WHAT THE EXERCISE ASKS
Reproduce all the entries precisely.

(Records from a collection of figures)

+++

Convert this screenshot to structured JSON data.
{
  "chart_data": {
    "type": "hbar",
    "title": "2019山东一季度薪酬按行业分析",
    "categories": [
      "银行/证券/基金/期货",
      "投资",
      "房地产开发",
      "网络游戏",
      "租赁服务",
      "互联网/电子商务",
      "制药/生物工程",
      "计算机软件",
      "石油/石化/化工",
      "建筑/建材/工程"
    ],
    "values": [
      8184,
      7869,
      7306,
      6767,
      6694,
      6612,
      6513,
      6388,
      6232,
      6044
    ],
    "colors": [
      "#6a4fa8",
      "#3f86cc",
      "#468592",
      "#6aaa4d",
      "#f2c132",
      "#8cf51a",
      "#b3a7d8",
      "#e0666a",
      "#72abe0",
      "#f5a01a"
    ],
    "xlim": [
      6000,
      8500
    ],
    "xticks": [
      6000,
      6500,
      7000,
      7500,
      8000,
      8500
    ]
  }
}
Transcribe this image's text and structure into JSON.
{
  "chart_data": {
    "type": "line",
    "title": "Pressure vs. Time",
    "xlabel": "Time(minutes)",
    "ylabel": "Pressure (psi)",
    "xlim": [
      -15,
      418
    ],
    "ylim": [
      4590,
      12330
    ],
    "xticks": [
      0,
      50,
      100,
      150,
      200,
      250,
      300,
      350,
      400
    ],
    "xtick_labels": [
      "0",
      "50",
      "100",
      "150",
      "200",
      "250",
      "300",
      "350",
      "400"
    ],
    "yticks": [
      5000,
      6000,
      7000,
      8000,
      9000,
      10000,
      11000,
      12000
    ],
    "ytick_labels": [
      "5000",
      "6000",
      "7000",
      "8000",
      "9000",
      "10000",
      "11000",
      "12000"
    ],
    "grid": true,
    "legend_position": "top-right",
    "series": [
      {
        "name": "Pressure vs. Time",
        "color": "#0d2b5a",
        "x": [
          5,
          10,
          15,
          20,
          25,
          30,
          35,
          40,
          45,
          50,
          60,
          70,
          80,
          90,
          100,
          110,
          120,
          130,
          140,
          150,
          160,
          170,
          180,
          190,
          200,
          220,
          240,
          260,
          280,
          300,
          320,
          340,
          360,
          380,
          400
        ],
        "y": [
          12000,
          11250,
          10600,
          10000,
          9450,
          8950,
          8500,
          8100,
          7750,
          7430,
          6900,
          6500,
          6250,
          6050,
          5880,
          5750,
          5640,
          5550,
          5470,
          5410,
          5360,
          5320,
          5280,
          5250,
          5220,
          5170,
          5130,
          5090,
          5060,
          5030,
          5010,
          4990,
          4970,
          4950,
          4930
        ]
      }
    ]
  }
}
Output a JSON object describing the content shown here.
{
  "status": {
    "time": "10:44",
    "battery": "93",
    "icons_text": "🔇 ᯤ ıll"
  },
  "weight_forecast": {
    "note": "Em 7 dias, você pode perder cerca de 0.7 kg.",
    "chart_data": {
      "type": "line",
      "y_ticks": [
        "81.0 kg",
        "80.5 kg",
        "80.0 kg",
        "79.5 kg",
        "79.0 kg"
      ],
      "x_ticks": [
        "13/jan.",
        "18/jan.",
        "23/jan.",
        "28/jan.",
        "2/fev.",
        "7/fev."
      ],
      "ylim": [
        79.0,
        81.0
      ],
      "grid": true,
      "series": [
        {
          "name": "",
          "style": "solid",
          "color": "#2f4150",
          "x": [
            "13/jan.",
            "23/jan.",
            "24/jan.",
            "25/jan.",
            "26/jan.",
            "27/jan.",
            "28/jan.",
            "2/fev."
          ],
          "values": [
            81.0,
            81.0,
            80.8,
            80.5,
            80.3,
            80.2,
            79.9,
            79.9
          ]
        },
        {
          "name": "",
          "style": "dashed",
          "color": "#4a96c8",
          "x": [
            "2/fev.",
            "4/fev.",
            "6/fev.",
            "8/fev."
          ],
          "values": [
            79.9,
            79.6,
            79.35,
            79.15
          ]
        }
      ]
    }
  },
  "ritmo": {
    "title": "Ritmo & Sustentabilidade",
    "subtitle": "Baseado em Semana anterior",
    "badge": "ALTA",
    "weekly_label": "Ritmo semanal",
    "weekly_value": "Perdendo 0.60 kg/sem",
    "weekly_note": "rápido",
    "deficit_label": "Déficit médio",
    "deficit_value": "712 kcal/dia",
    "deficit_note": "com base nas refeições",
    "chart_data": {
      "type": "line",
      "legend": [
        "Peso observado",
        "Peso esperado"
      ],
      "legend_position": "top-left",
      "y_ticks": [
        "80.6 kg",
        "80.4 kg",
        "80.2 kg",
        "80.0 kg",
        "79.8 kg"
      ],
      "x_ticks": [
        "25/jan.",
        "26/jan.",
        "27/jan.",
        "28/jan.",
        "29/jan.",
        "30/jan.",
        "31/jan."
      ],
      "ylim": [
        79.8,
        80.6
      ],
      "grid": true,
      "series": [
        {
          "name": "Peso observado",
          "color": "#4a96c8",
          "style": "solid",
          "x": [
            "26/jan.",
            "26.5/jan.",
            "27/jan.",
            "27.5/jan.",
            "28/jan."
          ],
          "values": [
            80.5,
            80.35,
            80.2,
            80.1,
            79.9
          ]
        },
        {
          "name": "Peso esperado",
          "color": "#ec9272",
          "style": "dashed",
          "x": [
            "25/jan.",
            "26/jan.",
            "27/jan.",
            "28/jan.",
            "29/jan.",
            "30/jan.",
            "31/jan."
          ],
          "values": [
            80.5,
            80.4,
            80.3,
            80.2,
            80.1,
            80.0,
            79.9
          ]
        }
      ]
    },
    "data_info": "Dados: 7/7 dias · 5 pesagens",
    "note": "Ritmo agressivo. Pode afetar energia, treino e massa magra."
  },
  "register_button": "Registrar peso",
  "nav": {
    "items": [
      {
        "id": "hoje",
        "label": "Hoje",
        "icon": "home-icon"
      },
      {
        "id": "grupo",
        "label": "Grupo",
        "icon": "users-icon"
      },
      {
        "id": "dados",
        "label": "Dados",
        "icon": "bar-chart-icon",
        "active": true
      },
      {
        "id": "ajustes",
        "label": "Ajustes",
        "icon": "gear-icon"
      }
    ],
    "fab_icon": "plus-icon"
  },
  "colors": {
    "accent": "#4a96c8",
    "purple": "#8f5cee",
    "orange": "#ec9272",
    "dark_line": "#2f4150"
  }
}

+++

TASK RESPONSE
Convert this screenshot to structured JSON data.
{
  "chart_data": {
    "type": "hbar",
    "title": "2019山东一季度薪酬按行业分析",
    "categories": [
      "银行/证券/基金/期货",
      "投资",
      "房地产开发",
      "网络游戏",
      "租赁服务",
      "互联网/电子商务",
      "制药/生物工程",
      "计算机软件",
      "石油/石化/化工",
      "建筑/建材/工程"
    ],
    "values": [
      8184,
      7869,
      7306,
      6767,
      6694,
      6612,
      6513,
      6388,
      6232,
      6044
    ],
    "colors": [
      "#6a4fa8",
      "#3f86cc",
      "#468592",
      "#6aaa4d",
      "#f2c132",
      "#8cf51a",
      "#b3a7d8",
      "#e0666a",
      "#72abe0",
      "#f5a01a"
    ],
    "xlim": [
      6000,
      8500
    ],
    "xticks": [
      6000,
      6500,
      7000,
      7500,
      8000,
      8500
    ]
  }
}
Transcribe this image's text and structure into JSON.
{
  "chart_data": {
    "type": "line",
    "title": "Pressure vs. Time",
    "xlabel": "Time(minutes)",
    "ylabel": "Pressure (psi)",
    "xlim": [
      -15,
      418
    ],
    "ylim": [
      4590,
      12330
    ],
    "xticks": [
      0,
      50,
      100,
      150,
      200,
      250,
      300,
      350,
      400
    ],
    "xtick_labels": [
      "0",
      "50",
      "100",
      "150",
      "200",
      "250",
      "300",
      "350",
      "400"
    ],
    "yticks": [
      5000,
      6000,
      7000,
      8000,
      9000,
      10000,
      11000,
      12000
    ],
    "ytick_labels": [
      "5000",
      "6000",
      "7000",
      "8000",
      "9000",
      "10000",
      "11000",
      "12000"
    ],
    "grid": true,
    "legend_position": "top-right",
    "series": [
      {
        "name": "Pressure vs. Time",
        "color": "#0d2b5a",
        "x": [
          5,
          10,
          15,
          20,
          25,
          30,
          35,
          40,
          45,
          50,
          60,
          70,
          80,
          90,
          100,
          110,
          120,
          130,
          140,
          150,
          160,
          170,
          180,
          190,
          200,
          220,
          240,
          260,
          280,
          300,
          320,
          340,
          360,
          380,
          400
        ],
        "y": [
          12000,
          11250,
          10600,
          10000,
          9450,
          8950,
          8500,
          8100,
          7750,
          7430,
          6900,
          6500,
          6250,
          6050,
          5880,
          5750,
          5640,
          5550,
          5470,
          5410,
          5360,
          5320,
          5280,
          5250,
          5220,
          5170,
          5130,
          5090,
          5060,
          5030,
          5010,
          4990,
          4970,
          4950,
          4930
        ]
      }
    ]
  }
}
Output a JSON object describing the content shown here.
{
  "status": {
    "time": "10:44",
    "battery": "93",
    "icons_text": "🔇 ᯤ ıll"
  },
  "weight_forecast": {
    "note": "Em 7 dias, você pode perder cerca de 0.7 kg.",
    "chart_data": {
      "type": "line",
      "y_ticks": [
        "81.0 kg",
        "80.5 kg",
        "80.0 kg",
        "79.5 kg",
        "79.0 kg"
      ],
      "x_ticks": [
        "13/jan.",
        "18/jan.",
        "23/jan.",
        "28/jan.",
        "2/fev.",
        "7/fev."
      ],
      "ylim": [
        79.0,
        81.0
      ],
      "grid": true,
      "series": [
        {
          "name": "",
          "style": "solid",
          "color": "#2f4150",
          "x": [
            "13/jan.",
            "23/jan.",
            "24/jan.",
            "25/jan.",
            "26/jan.",
            "27/jan.",
            "28/jan.",
            "2/fev."
          ],
          "values": [
            81.0,
            81.0,
            80.8,
            80.5,
            80.3,
            80.2,
            79.9,
            79.9
          ]
        },
        {
          "name": "",
          "style": "dashed",
          "color": "#4a96c8",
          "x": [
            "2/fev.",
            "4/fev.",
            "6/fev.",
            "8/fev."
          ],
          "values": [
            79.9,
            79.6,
            79.35,
            79.15
          ]
        }
      ]
    }
  },
  "ritmo": {
    "title": "Ritmo & Sustentabilidade",
    "subtitle": "Baseado em Semana anterior",
    "badge": "ALTA",
    "weekly_label": "Ritmo semanal",
    "weekly_value": "Perdendo 0.60 kg/sem",
    "weekly_note": "rápido",
    "deficit_label": "Déficit médio",
    "deficit_value": "712 kcal/dia",
    "deficit_note": "com base nas refeições",
    "chart_data": {
      "type": "line",
      "legend": [
        "Peso observado",
        "Peso esperado"
      ],
      "legend_position": "top-left",
      "y_ticks": [
        "80.6 kg",
        "80.4 kg",
        "80.2 kg",
        "80.0 kg",
        "79.8 kg"
      ],
      "x_ticks": [
        "25/jan.",
        "26/jan.",
        "27/jan.",
        "28/jan.",
        "29/jan.",
        "30/jan.",
        "31/jan."
      ],
      "ylim": [
        79.8,
        80.6
      ],
      "grid": true,
      "series": [
        {
          "name": "Peso observado",
          "color": "#4a96c8",
          "style": "solid",
          "x": [
            "26/jan.",
            "26.5/jan.",
            "27/jan.",
            "27.5/jan.",
            "28/jan."
          ],
          "values": [
            80.5,
            80.35,
            80.2,
            80.1,
            79.9
          ]
        },
        {
          "name": "Peso esperado",
          "color": "#ec9272",
          "style": "dashed",
          "x": [
            "25/jan.",
            "26/jan.",
            "27/jan.",
            "28/jan.",
            "29/jan.",
            "30/jan.",
            "31/jan."
          ],
          "values": [
            80.5,
            80.4,
            80.3,
            80.2,
            80.1,
            80.0,
            79.9
          ]
        }
      ]
    },
    "data_info": "Dados: 7/7 dias · 5 pesagens",
    "note": "Ritmo agressivo. Pode afetar energia, treino e massa magra."
  },
  "register_button": "Registrar peso",
  "nav": {
    "items": [
      {
        "id": "hoje",
        "label": "Hoje",
        "icon": "home-icon"
      },
      {
        "id": "grupo",
        "label": "Grupo",
        "icon": "users-icon"
      },
      {
        "id": "dados",
        "label": "Dados",
        "icon": "bar-chart-icon",
        "active": true
      },
      {
        "id": "ajustes",
        "label": "Ajustes",
        "icon": "gear-icon"
      }
    ],
    "fab_icon": "plus-icon"
  },
  "colors": {
    "accent": "#4a96c8",
    "purple": "#8f5cee",
    "orange": "#ec9272",
    "dark_line": "#2f4150"
  }
}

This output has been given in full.